## TASK BRIEF
Return every record below exactly as written, but leave out the pictures.

## STORED RECORDS
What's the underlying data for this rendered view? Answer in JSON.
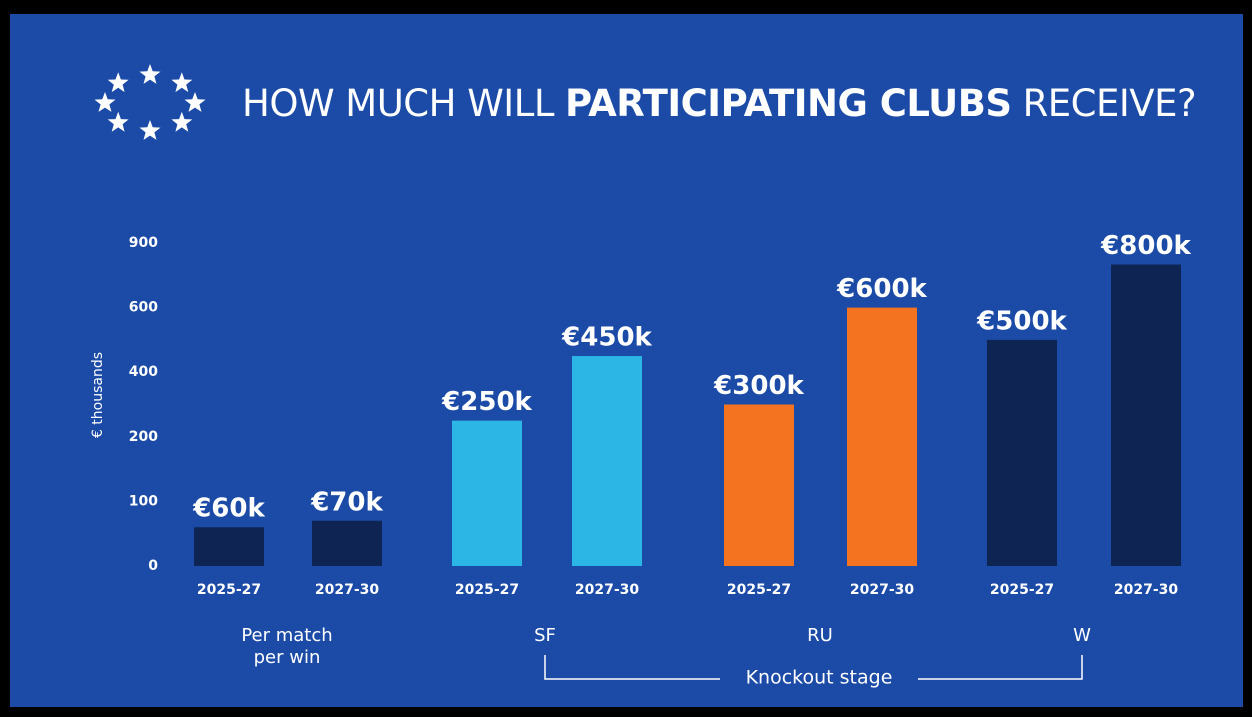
{
  "chart_data": {
    "type": "bar",
    "title_parts": [
      "HOW MUCH WILL",
      "PARTICIPATING CLUBS",
      "RECEIVE?"
    ],
    "ylabel": "€ thousands",
    "categories": [
      "2025-27",
      "2027-30",
      "2025-27",
      "2027-30",
      "2025-27",
      "2027-30",
      "2025-27",
      "2027-30"
    ],
    "values": [
      60,
      70,
      250,
      450,
      300,
      600,
      500,
      800
    ],
    "value_labels": [
      "€60k",
      "€70k",
      "€250k",
      "€450k",
      "€300k",
      "€600k",
      "€500k",
      "€800k"
    ],
    "colors": [
      "#0e2452",
      "#0e2452",
      "#2cb6e6",
      "#2cb6e6",
      "#f37321",
      "#f37321",
      "#0e2452",
      "#0e2452"
    ],
    "groups": [
      "Per match per win",
      "SF",
      "RU",
      "W"
    ],
    "bracket_label": "Knockout stage",
    "ylim": [
      0,
      900
    ],
    "yticks": [
      0,
      100,
      200,
      400,
      600,
      900
    ]
  }
}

## PROBLEM SOLUTION
What's the underlying data for this rendered view? Answer in JSON.
{
  "chart_data": {
    "type": "bar",
    "title_parts": [
      "HOW MUCH WILL",
      "PARTICIPATING CLUBS",
      "RECEIVE?"
    ],
    "ylabel": "€ thousands",
    "categories": [
      "2025-27",
      "2027-30",
      "2025-27",
      "2027-30",
      "2025-27",
      "2027-30",
      "2025-27",
      "2027-30"
    ],
    "values": [
      60,
      70,
      250,
      450,
      300,
      600,
      500,
      800
    ],
    "value_labels": [
      "€60k",
      "€70k",
      "€250k",
      "€450k",
      "€300k",
      "€600k",
      "€500k",
      "€800k"
    ],
    "colors": [
      "#0e2452",
      "#0e2452",
      "#2cb6e6",
      "#2cb6e6",
      "#f37321",
      "#f37321",
      "#0e2452",
      "#0e2452"
    ],
    "groups": [
      "Per match per win",
      "SF",
      "RU",
      "W"
    ],
    "bracket_label": "Knockout stage",
    "ylim": [
      0,
      900
    ],
    "yticks": [
      0,
      100,
      200,
      400,
      600,
      900
    ]
  }
}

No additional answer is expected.